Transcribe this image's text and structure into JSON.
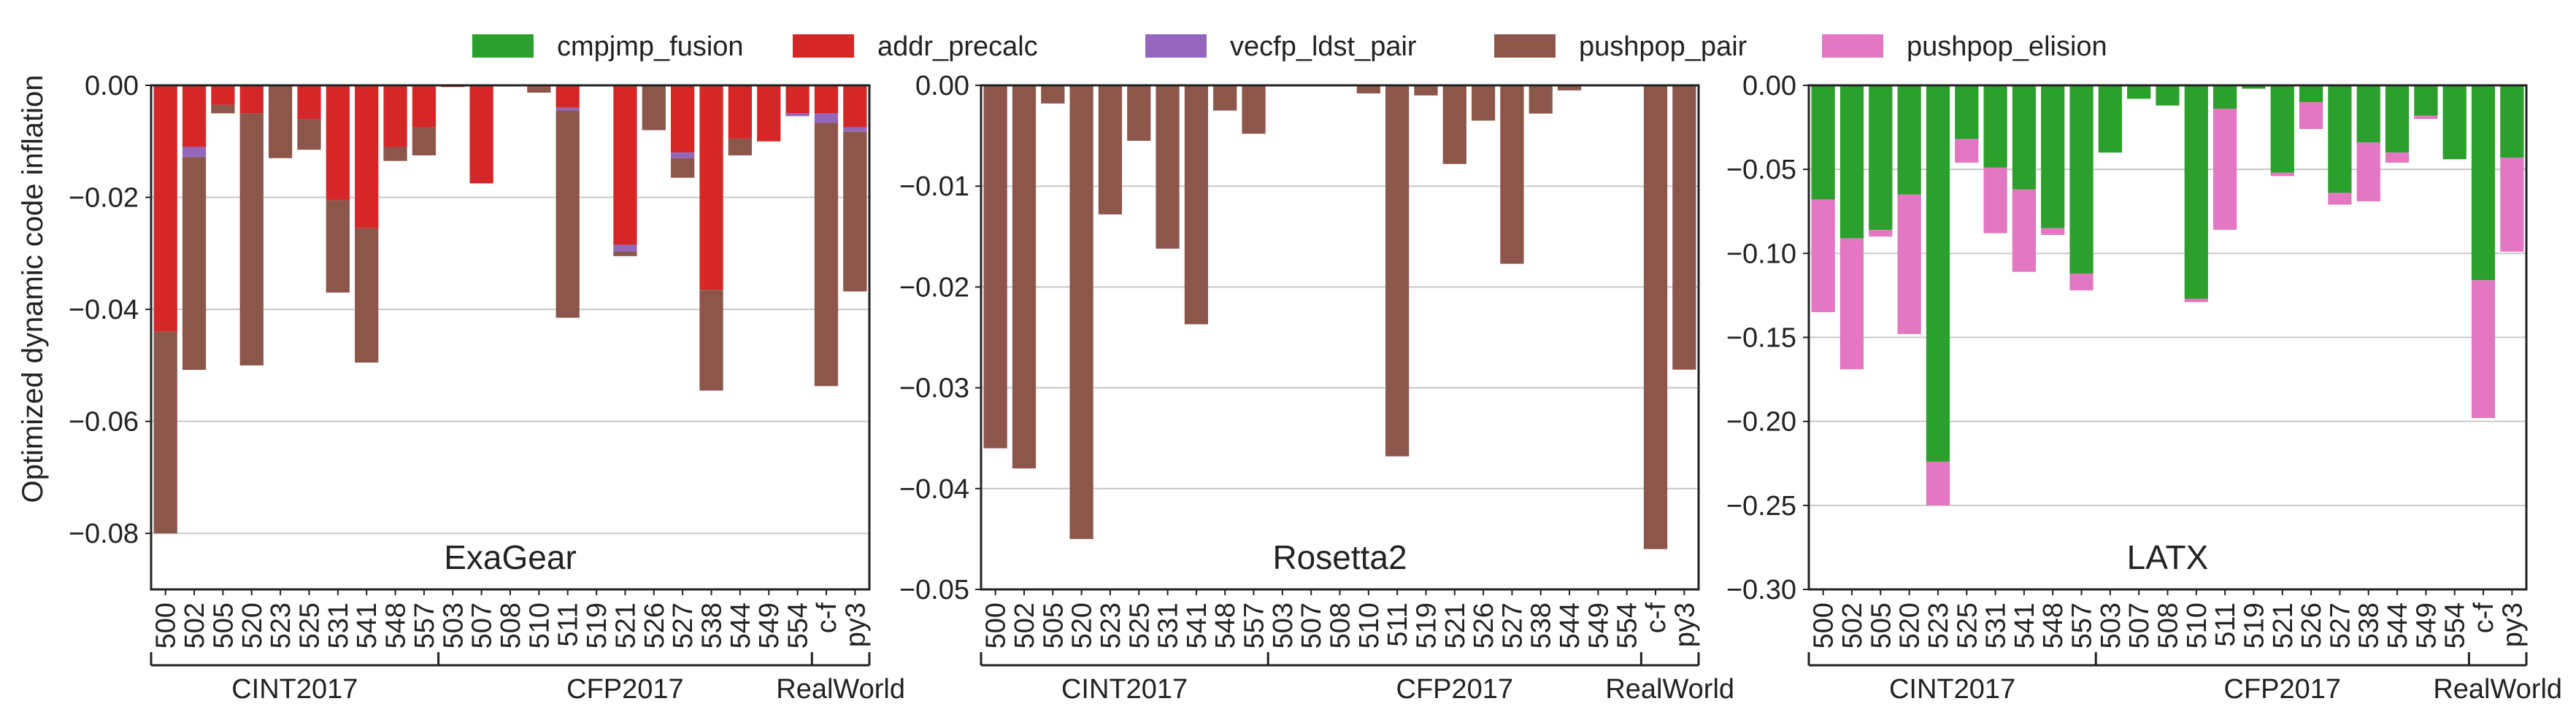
{
  "legend": [
    {
      "key": "cmpjmp_fusion",
      "label": "cmpjmp_fusion",
      "color": "#2ca02c"
    },
    {
      "key": "addr_precalc",
      "label": "addr_precalc",
      "color": "#d62728"
    },
    {
      "key": "vecfp_ldst_pair",
      "label": "vecfp_ldst_pair",
      "color": "#9467bd"
    },
    {
      "key": "pushpop_pair",
      "label": "pushpop_pair",
      "color": "#8c564b"
    },
    {
      "key": "pushpop_elision",
      "label": "pushpop_elision",
      "color": "#e377c2"
    }
  ],
  "ylabel": "Optimized dynamic code inflation",
  "chart_data": [
    {
      "type": "bar",
      "stacked": true,
      "title": "ExaGear",
      "ylabel": "Optimized dynamic code inflation",
      "ylim": [
        -0.09,
        0
      ],
      "yticks": [
        "0.00",
        "−0.02",
        "−0.04",
        "−0.06",
        "−0.08"
      ],
      "ytick_values": [
        0,
        -0.02,
        -0.04,
        -0.06,
        -0.08
      ],
      "grid": true,
      "categories": [
        "500",
        "502",
        "505",
        "520",
        "523",
        "525",
        "531",
        "541",
        "548",
        "557",
        "503",
        "507",
        "508",
        "510",
        "511",
        "519",
        "521",
        "526",
        "527",
        "538",
        "544",
        "549",
        "554",
        "c-f",
        "py3"
      ],
      "groups": [
        {
          "label": "CINT2017",
          "start": 0,
          "end": 9
        },
        {
          "label": "CFP2017",
          "start": 10,
          "end": 22
        },
        {
          "label": "RealWorld",
          "start": 23,
          "end": 24
        }
      ],
      "series": [
        {
          "name": "addr_precalc",
          "values": [
            -0.044,
            -0.011,
            -0.0035,
            -0.005,
            0,
            -0.006,
            -0.0205,
            -0.0255,
            -0.011,
            -0.0075,
            -0.0003,
            -0.0175,
            0,
            -0.0003,
            -0.004,
            0,
            -0.0285,
            0,
            -0.012,
            -0.0365,
            -0.0095,
            -0.01,
            -0.005,
            -0.005,
            -0.0075
          ]
        },
        {
          "name": "vecfp_ldst_pair",
          "values": [
            0,
            -0.0018,
            0,
            0,
            0,
            0,
            0,
            0,
            0,
            0,
            0,
            0,
            0,
            0,
            -0.0005,
            0,
            -0.0012,
            0,
            -0.001,
            0,
            0,
            0,
            -0.0005,
            -0.0017,
            -0.0008
          ]
        },
        {
          "name": "pushpop_pair",
          "values": [
            -0.036,
            -0.038,
            -0.0015,
            -0.045,
            -0.013,
            -0.0055,
            -0.0165,
            -0.024,
            -0.0025,
            -0.005,
            0,
            0,
            0,
            -0.001,
            -0.037,
            0,
            -0.0008,
            -0.008,
            -0.0035,
            -0.018,
            -0.003,
            0,
            0,
            -0.047,
            -0.0285
          ]
        }
      ]
    },
    {
      "type": "bar",
      "stacked": true,
      "title": "Rosetta2",
      "ylim": [
        -0.05,
        0
      ],
      "yticks": [
        "0.00",
        "−0.01",
        "−0.02",
        "−0.03",
        "−0.04",
        "−0.05"
      ],
      "ytick_values": [
        0,
        -0.01,
        -0.02,
        -0.03,
        -0.04,
        -0.05
      ],
      "grid": true,
      "categories": [
        "500",
        "502",
        "505",
        "520",
        "523",
        "525",
        "531",
        "541",
        "548",
        "557",
        "503",
        "507",
        "508",
        "510",
        "511",
        "519",
        "521",
        "526",
        "527",
        "538",
        "544",
        "549",
        "554",
        "c-f",
        "py3"
      ],
      "groups": [
        {
          "label": "CINT2017",
          "start": 0,
          "end": 9
        },
        {
          "label": "CFP2017",
          "start": 10,
          "end": 22
        },
        {
          "label": "RealWorld",
          "start": 23,
          "end": 24
        }
      ],
      "series": [
        {
          "name": "pushpop_pair",
          "values": [
            -0.036,
            -0.038,
            -0.0018,
            -0.045,
            -0.0128,
            -0.0055,
            -0.0162,
            -0.0237,
            -0.0025,
            -0.0048,
            0,
            0,
            0,
            -0.0008,
            -0.0368,
            -0.001,
            -0.0078,
            -0.0035,
            -0.0177,
            -0.0028,
            -0.0005,
            0,
            0,
            -0.046,
            -0.0282
          ]
        }
      ]
    },
    {
      "type": "bar",
      "stacked": true,
      "title": "LATX",
      "ylim": [
        -0.3,
        0
      ],
      "yticks": [
        "0.00",
        "−0.05",
        "−0.10",
        "−0.15",
        "−0.20",
        "−0.25",
        "−0.30"
      ],
      "ytick_values": [
        0,
        -0.05,
        -0.1,
        -0.15,
        -0.2,
        -0.25,
        -0.3
      ],
      "grid": true,
      "categories": [
        "500",
        "502",
        "505",
        "520",
        "523",
        "525",
        "531",
        "541",
        "548",
        "557",
        "503",
        "507",
        "508",
        "510",
        "511",
        "519",
        "521",
        "526",
        "527",
        "538",
        "544",
        "549",
        "554",
        "c-f",
        "py3"
      ],
      "groups": [
        {
          "label": "CINT2017",
          "start": 0,
          "end": 9
        },
        {
          "label": "CFP2017",
          "start": 10,
          "end": 22
        },
        {
          "label": "RealWorld",
          "start": 23,
          "end": 24
        }
      ],
      "series": [
        {
          "name": "cmpjmp_fusion",
          "values": [
            -0.068,
            -0.091,
            -0.086,
            -0.065,
            -0.224,
            -0.032,
            -0.049,
            -0.062,
            -0.085,
            -0.112,
            -0.04,
            -0.008,
            -0.012,
            -0.127,
            -0.014,
            -0.002,
            -0.052,
            -0.01,
            -0.064,
            -0.034,
            -0.04,
            -0.018,
            -0.044,
            -0.116,
            -0.043
          ]
        },
        {
          "name": "pushpop_elision",
          "values": [
            -0.067,
            -0.078,
            -0.004,
            -0.083,
            -0.026,
            -0.014,
            -0.039,
            -0.049,
            -0.004,
            -0.01,
            0,
            0,
            0,
            -0.002,
            -0.072,
            0,
            -0.002,
            -0.016,
            -0.007,
            -0.035,
            -0.006,
            -0.002,
            0,
            -0.082,
            -0.056
          ]
        }
      ]
    }
  ]
}
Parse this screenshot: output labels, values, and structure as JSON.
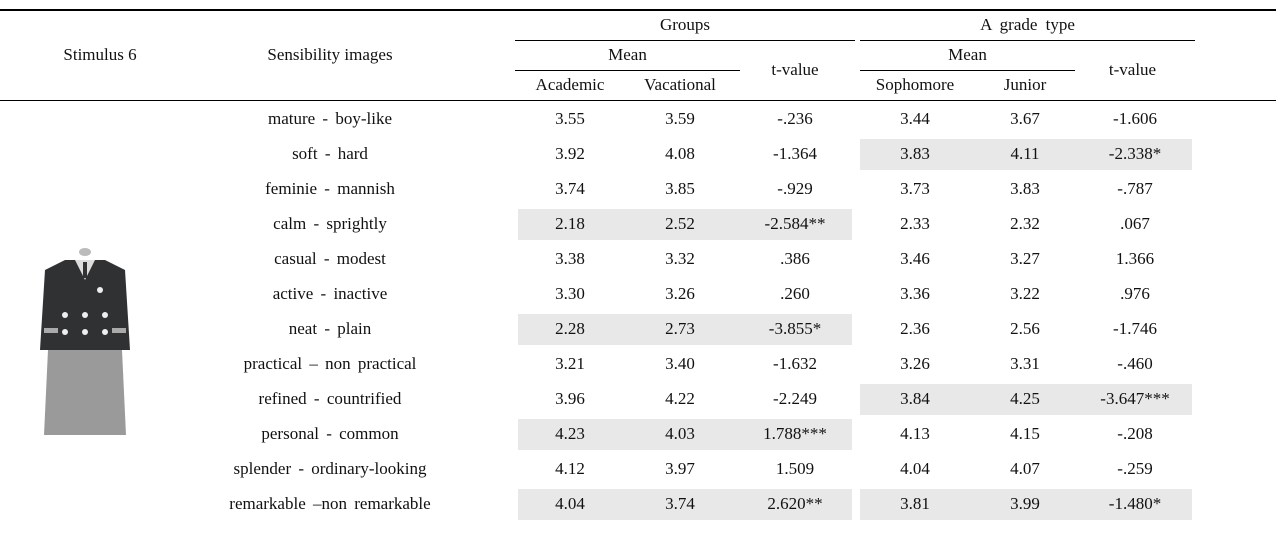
{
  "table": {
    "stimulus": "Stimulus 6",
    "header": {
      "images": "Sensibility images",
      "groups": "Groups",
      "grade": "A grade type",
      "mean_1": "Mean",
      "mean_2": "Mean",
      "t_1": "t-value",
      "t_2": "t-value",
      "columns": [
        "Academic",
        "Vacational",
        "Sophomore",
        "Junior"
      ]
    },
    "rows": [
      {
        "label": "mature - boy-like",
        "cells": [
          "3.55",
          "3.59",
          "-.236",
          "3.44",
          "3.67",
          "-1.606"
        ]
      },
      {
        "label": "soft - hard",
        "cells": [
          "3.92",
          "4.08",
          "-1.364",
          "3.83",
          "4.11",
          "-2.338*"
        ]
      },
      {
        "label": "feminie - mannish",
        "cells": [
          "3.74",
          "3.85",
          "-.929",
          "3.73",
          "3.83",
          "-.787"
        ]
      },
      {
        "label": "calm - sprightly",
        "cells": [
          "2.18",
          "2.52",
          "-2.584**",
          "2.33",
          "2.32",
          ".067"
        ]
      },
      {
        "label": "casual - modest",
        "cells": [
          "3.38",
          "3.32",
          ".386",
          "3.46",
          "3.27",
          "1.366"
        ]
      },
      {
        "label": "active - inactive",
        "cells": [
          "3.30",
          "3.26",
          ".260",
          "3.36",
          "3.22",
          ".976"
        ]
      },
      {
        "label": "neat - plain",
        "cells": [
          "2.28",
          "2.73",
          "-3.855*",
          "2.36",
          "2.56",
          "-1.746"
        ]
      },
      {
        "label": "practical – non practical",
        "cells": [
          "3.21",
          "3.40",
          "-1.632",
          "3.26",
          "3.31",
          "-.460"
        ]
      },
      {
        "label": "refined - countrified",
        "cells": [
          "3.96",
          "4.22",
          "-2.249",
          "3.84",
          "4.25",
          "-3.647***"
        ]
      },
      {
        "label": "personal - common",
        "cells": [
          "4.23",
          "4.03",
          "1.788***",
          "4.13",
          "4.15",
          "-.208"
        ]
      },
      {
        "label": "splender - ordinary-looking",
        "cells": [
          "4.12",
          "3.97",
          "1.509",
          "4.04",
          "4.07",
          "-.259"
        ]
      },
      {
        "label": "remarkable –non remarkable",
        "cells": [
          "4.04",
          "3.74",
          "2.620**",
          "3.81",
          "3.99",
          "-1.480*"
        ]
      }
    ]
  }
}
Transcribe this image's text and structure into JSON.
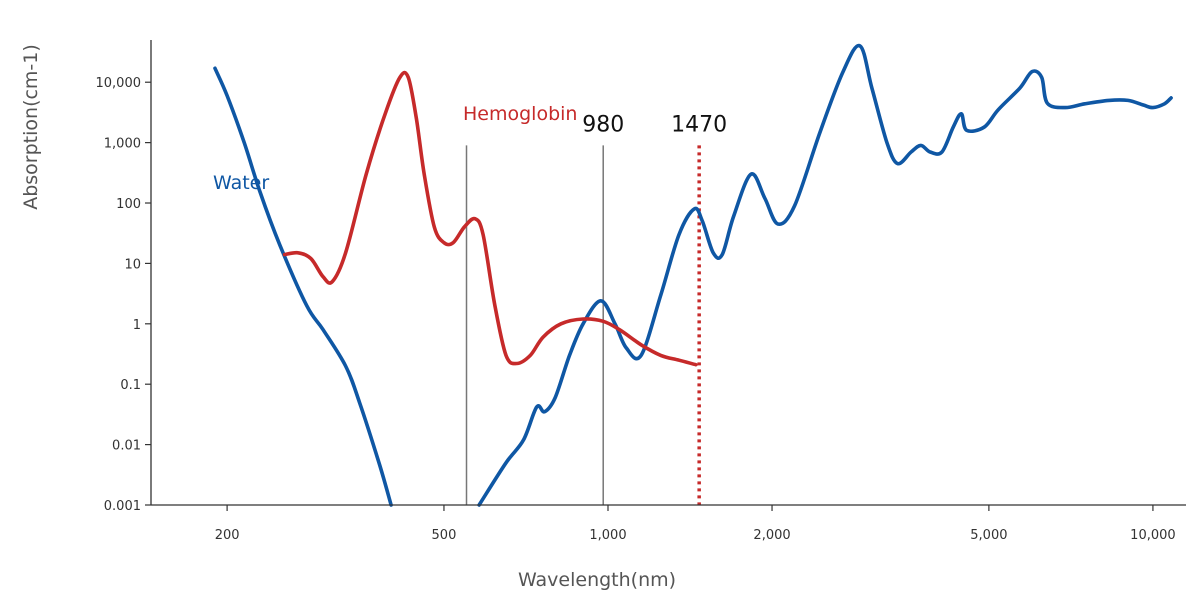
{
  "chart_data": {
    "type": "line",
    "title": "",
    "xlabel": "Wavelength(nm)",
    "ylabel": "Absorption(cm-1)",
    "x_scale": "log",
    "y_scale": "log",
    "xlim": [
      145,
      11500
    ],
    "ylim": [
      0.001,
      50000
    ],
    "x_ticks": [
      {
        "value": 200,
        "label": "200"
      },
      {
        "value": 500,
        "label": "500"
      },
      {
        "value": 1000,
        "label": "1,000"
      },
      {
        "value": 2000,
        "label": "2,000"
      },
      {
        "value": 5000,
        "label": "5,000"
      },
      {
        "value": 10000,
        "label": "10,000"
      }
    ],
    "y_ticks": [
      {
        "value": 0.001,
        "label": "0.001"
      },
      {
        "value": 0.01,
        "label": "0.01"
      },
      {
        "value": 0.1,
        "label": "0.1"
      },
      {
        "value": 1,
        "label": "1"
      },
      {
        "value": 10,
        "label": "10"
      },
      {
        "value": 100,
        "label": "100"
      },
      {
        "value": 1000,
        "label": "1,000"
      },
      {
        "value": 10000,
        "label": "10,000"
      }
    ],
    "grid": false,
    "legend": "none",
    "series": [
      {
        "name": "Water",
        "color": "#0f57a4",
        "points": [
          [
            190,
            17000
          ],
          [
            200,
            6000
          ],
          [
            215,
            1000
          ],
          [
            230,
            150
          ],
          [
            250,
            20
          ],
          [
            280,
            2
          ],
          [
            300,
            0.8
          ],
          [
            330,
            0.2
          ],
          [
            350,
            0.05
          ],
          [
            380,
            0.005
          ],
          [
            400,
            0.001
          ]
        ]
      },
      {
        "name": "",
        "color": "#0f57a4",
        "points": [
          [
            580,
            0.001
          ],
          [
            650,
            0.005
          ],
          [
            700,
            0.012
          ],
          [
            740,
            0.042
          ],
          [
            765,
            0.035
          ],
          [
            800,
            0.06
          ],
          [
            850,
            0.3
          ],
          [
            900,
            1
          ],
          [
            970,
            2.4
          ],
          [
            1030,
            1
          ],
          [
            1080,
            0.4
          ],
          [
            1150,
            0.3
          ],
          [
            1250,
            3
          ],
          [
            1350,
            30
          ],
          [
            1440,
            80
          ],
          [
            1490,
            50
          ],
          [
            1560,
            15
          ],
          [
            1620,
            14
          ],
          [
            1700,
            60
          ],
          [
            1830,
            300
          ],
          [
            1940,
            120
          ],
          [
            2050,
            45
          ],
          [
            2200,
            90
          ],
          [
            2450,
            1500
          ],
          [
            2700,
            15000
          ],
          [
            2900,
            40000
          ],
          [
            3050,
            8000
          ],
          [
            3250,
            1000
          ],
          [
            3400,
            450
          ],
          [
            3600,
            700
          ],
          [
            3750,
            900
          ],
          [
            3900,
            700
          ],
          [
            4100,
            700
          ],
          [
            4300,
            1800
          ],
          [
            4450,
            3000
          ],
          [
            4550,
            1600
          ],
          [
            4900,
            1800
          ],
          [
            5200,
            3500
          ],
          [
            5700,
            8000
          ],
          [
            6000,
            15000
          ],
          [
            6250,
            12000
          ],
          [
            6400,
            4500
          ],
          [
            6900,
            3800
          ],
          [
            7500,
            4400
          ],
          [
            8300,
            5000
          ],
          [
            9000,
            5000
          ],
          [
            9600,
            4200
          ],
          [
            10000,
            3800
          ],
          [
            10500,
            4400
          ],
          [
            10800,
            5500
          ]
        ]
      },
      {
        "name": "Hemoglobin",
        "color": "#c62a2a",
        "points": [
          [
            255,
            14
          ],
          [
            270,
            15
          ],
          [
            285,
            12
          ],
          [
            300,
            6
          ],
          [
            312,
            5
          ],
          [
            330,
            15
          ],
          [
            360,
            300
          ],
          [
            390,
            3000
          ],
          [
            415,
            12000
          ],
          [
            430,
            12000
          ],
          [
            445,
            2500
          ],
          [
            460,
            300
          ],
          [
            480,
            40
          ],
          [
            500,
            22
          ],
          [
            520,
            22
          ],
          [
            545,
            40
          ],
          [
            570,
            55
          ],
          [
            590,
            30
          ],
          [
            620,
            2
          ],
          [
            650,
            0.3
          ],
          [
            680,
            0.22
          ],
          [
            720,
            0.3
          ],
          [
            760,
            0.6
          ],
          [
            820,
            1
          ],
          [
            900,
            1.2
          ],
          [
            980,
            1.1
          ],
          [
            1050,
            0.8
          ],
          [
            1150,
            0.45
          ],
          [
            1250,
            0.3
          ],
          [
            1350,
            0.25
          ],
          [
            1450,
            0.21
          ]
        ]
      }
    ],
    "markers": [
      {
        "x": 550,
        "label": "",
        "style": "solid",
        "color": "#777777",
        "from": 0.001,
        "to": 900
      },
      {
        "x": 980,
        "label": "980",
        "style": "solid",
        "color": "#777777",
        "from": 0.001,
        "to": 900
      },
      {
        "x": 1470,
        "label": "1470",
        "style": "dotted",
        "color": "#c62a2a",
        "from": 0.001,
        "to": 900
      }
    ]
  }
}
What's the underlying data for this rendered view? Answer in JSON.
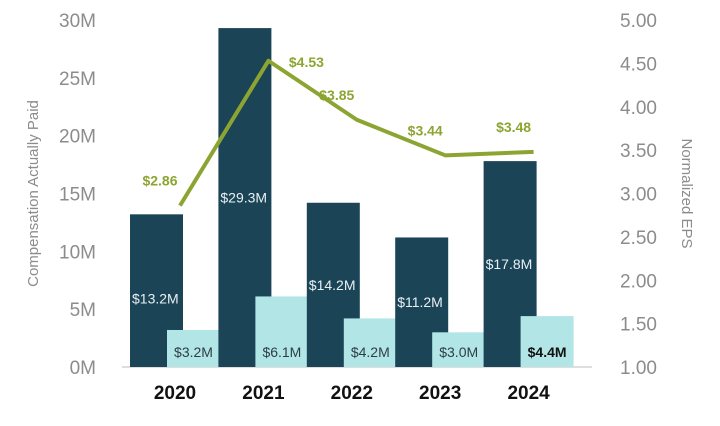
{
  "chart_data": {
    "type": "bar",
    "categories": [
      "2020",
      "2021",
      "2022",
      "2023",
      "2024"
    ],
    "series": [
      {
        "values": [
          13.2,
          29.3,
          14.2,
          11.2,
          17.8
        ],
        "labels": [
          "$13.2M",
          "$29.3M",
          "$14.2M",
          "$11.2M",
          "$17.8M"
        ],
        "color": "#1b4457",
        "axis": "left"
      },
      {
        "values": [
          3.2,
          6.1,
          4.2,
          3.0,
          4.4
        ],
        "labels": [
          "$3.2M",
          "$6.1M",
          "$4.2M",
          "$3.0M",
          "$4.4M"
        ],
        "color": "#b2e6e6",
        "axis": "left",
        "emphasized_index": 4
      },
      {
        "type": "line",
        "values": [
          2.86,
          4.53,
          3.85,
          3.44,
          3.48
        ],
        "labels": [
          "$2.86",
          "$4.53",
          "$3.85",
          "$3.44",
          "$3.48"
        ],
        "color": "#8ca532",
        "axis": "right"
      }
    ],
    "ylabel": "Compensation Actually Paid",
    "y2label": "Normalized EPS",
    "ylim": [
      0,
      30
    ],
    "y2lim": [
      1.0,
      5.0
    ],
    "yticks": [
      "0M",
      "5M",
      "10M",
      "15M",
      "20M",
      "25M",
      "30M"
    ],
    "y2ticks": [
      "1.00",
      "1.50",
      "2.00",
      "2.50",
      "3.00",
      "3.50",
      "4.00",
      "4.50",
      "5.00"
    ],
    "grid": false,
    "legend": "none"
  }
}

[Set problem] Look through the records and count each line that holds "code". Write only the total.

[Task response] 2